▶ REQUIRED TASK
Scan the listing below and copy every line holding "text".
DATASET EXTRACT start
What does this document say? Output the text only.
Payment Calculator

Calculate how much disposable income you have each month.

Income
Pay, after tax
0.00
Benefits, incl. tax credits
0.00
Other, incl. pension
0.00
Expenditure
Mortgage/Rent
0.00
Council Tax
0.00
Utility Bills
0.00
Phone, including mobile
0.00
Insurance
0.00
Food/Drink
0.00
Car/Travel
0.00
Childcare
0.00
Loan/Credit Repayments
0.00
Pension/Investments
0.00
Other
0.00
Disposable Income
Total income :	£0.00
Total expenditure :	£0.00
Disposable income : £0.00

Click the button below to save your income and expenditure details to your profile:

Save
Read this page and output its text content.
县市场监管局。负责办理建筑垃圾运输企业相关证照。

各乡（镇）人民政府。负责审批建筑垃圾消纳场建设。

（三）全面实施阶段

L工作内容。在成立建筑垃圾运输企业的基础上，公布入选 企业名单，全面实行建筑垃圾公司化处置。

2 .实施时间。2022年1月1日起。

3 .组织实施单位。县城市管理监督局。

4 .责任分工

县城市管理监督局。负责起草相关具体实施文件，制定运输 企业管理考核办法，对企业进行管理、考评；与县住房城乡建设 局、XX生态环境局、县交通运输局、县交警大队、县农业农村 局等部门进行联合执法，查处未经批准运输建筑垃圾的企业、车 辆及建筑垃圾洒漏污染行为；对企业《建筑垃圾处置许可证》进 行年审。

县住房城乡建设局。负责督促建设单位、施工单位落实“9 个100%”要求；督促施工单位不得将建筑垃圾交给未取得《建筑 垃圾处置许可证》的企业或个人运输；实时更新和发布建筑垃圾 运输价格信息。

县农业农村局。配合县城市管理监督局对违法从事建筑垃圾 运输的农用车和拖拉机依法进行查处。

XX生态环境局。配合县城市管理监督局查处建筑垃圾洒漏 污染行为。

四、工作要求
DATASET EXTRACT end
▶ EXERCISE RESPONSE
What does this document say? Output the text only.
Read this page and output its text content.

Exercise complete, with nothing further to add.